- [The task]
Reply with one number: the count of lines in the data that hold the string "content".
## start Material
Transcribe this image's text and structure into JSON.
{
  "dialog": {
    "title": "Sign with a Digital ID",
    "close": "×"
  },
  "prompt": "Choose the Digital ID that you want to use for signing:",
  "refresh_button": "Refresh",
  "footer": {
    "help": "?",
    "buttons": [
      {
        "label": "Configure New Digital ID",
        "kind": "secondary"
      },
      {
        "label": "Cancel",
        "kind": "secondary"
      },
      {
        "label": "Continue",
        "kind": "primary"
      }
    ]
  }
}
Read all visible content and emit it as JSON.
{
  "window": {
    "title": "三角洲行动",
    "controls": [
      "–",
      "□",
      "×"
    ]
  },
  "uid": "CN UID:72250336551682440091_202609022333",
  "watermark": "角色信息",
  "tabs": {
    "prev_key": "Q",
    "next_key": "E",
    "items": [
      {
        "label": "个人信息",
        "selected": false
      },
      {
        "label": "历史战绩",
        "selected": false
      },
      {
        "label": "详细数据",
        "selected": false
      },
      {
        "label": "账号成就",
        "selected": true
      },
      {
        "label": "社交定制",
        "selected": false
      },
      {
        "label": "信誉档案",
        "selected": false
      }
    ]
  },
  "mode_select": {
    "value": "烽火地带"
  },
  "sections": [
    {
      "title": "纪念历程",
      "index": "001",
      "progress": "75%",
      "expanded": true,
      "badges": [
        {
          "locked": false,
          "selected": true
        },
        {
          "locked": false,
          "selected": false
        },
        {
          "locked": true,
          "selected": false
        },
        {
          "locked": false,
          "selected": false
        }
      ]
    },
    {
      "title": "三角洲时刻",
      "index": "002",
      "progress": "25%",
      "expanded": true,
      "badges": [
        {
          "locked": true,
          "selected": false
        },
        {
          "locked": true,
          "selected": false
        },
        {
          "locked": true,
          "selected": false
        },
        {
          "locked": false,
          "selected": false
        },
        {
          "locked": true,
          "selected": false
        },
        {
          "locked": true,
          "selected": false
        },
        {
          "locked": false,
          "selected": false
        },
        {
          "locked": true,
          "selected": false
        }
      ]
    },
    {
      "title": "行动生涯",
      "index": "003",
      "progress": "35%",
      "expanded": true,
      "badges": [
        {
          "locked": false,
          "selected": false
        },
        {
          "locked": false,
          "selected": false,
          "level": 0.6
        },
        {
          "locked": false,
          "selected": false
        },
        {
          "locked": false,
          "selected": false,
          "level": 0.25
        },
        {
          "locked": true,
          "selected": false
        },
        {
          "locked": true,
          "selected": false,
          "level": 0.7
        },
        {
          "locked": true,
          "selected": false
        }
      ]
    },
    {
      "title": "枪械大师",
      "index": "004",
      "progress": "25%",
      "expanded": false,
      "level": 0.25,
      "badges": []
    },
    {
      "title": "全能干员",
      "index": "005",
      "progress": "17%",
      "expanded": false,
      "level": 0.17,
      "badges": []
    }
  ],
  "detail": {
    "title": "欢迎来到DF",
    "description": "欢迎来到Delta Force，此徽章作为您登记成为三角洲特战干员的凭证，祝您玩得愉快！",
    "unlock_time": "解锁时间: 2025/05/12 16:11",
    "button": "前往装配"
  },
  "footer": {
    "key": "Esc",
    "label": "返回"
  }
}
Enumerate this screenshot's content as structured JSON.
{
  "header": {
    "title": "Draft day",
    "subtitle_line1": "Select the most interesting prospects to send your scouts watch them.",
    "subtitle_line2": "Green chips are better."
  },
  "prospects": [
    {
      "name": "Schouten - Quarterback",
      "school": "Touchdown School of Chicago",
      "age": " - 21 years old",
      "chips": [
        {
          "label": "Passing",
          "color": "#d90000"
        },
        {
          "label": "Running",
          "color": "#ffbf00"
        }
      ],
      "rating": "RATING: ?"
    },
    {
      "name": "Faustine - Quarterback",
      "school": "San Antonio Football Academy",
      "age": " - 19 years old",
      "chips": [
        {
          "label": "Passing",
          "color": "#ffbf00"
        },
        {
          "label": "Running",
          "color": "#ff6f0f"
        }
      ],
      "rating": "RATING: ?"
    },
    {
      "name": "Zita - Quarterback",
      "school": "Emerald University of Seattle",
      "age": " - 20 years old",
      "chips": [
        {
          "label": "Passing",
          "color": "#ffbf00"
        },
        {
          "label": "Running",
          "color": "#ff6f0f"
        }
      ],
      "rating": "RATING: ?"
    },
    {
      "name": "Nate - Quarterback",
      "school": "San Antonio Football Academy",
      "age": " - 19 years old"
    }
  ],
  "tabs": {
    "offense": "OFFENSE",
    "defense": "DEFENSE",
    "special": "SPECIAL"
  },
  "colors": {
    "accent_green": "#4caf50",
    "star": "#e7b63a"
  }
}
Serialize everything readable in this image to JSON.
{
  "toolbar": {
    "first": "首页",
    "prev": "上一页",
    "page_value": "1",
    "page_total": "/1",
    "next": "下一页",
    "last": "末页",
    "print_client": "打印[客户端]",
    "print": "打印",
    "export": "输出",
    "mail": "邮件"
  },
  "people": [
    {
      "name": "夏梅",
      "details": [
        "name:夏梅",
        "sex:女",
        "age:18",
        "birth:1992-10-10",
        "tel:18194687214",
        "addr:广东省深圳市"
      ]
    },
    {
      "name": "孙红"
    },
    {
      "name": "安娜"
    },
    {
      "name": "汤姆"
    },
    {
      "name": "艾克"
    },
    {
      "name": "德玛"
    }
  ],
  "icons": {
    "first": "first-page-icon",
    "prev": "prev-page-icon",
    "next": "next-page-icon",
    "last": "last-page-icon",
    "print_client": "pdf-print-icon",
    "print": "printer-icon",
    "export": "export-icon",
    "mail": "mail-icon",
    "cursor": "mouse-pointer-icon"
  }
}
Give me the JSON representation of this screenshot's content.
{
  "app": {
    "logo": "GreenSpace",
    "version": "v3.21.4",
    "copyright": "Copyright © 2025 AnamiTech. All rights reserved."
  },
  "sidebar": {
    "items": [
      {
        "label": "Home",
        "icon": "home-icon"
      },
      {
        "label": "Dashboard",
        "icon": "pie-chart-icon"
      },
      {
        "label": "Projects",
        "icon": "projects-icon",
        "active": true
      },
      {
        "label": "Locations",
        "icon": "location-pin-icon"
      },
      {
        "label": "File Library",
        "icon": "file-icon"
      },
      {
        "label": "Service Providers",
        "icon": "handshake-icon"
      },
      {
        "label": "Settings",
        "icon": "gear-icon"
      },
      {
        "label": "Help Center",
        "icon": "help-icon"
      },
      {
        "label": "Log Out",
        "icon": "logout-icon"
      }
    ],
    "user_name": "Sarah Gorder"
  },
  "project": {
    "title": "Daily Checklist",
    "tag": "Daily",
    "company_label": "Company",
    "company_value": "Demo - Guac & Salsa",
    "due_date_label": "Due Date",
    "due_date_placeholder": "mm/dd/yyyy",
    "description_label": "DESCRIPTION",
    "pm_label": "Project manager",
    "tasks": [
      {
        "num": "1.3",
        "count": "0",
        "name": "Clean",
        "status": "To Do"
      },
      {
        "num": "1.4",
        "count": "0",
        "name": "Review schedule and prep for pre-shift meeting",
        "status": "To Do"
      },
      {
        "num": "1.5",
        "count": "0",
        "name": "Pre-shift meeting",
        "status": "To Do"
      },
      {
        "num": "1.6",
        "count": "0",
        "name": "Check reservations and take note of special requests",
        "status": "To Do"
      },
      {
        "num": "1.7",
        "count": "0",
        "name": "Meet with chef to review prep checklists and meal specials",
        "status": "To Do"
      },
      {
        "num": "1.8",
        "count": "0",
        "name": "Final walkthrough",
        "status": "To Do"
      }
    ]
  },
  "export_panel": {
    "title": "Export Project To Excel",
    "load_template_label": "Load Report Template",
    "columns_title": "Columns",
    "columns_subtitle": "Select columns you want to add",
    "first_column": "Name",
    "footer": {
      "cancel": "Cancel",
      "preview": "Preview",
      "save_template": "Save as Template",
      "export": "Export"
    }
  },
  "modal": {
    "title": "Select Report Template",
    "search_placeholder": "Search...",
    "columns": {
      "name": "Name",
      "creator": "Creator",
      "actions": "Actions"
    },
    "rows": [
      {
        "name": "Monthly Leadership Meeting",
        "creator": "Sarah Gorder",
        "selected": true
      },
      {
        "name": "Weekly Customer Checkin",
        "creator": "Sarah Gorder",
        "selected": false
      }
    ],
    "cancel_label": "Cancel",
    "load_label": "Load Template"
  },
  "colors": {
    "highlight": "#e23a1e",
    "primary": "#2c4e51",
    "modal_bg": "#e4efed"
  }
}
## end Material
- [Task solution]
3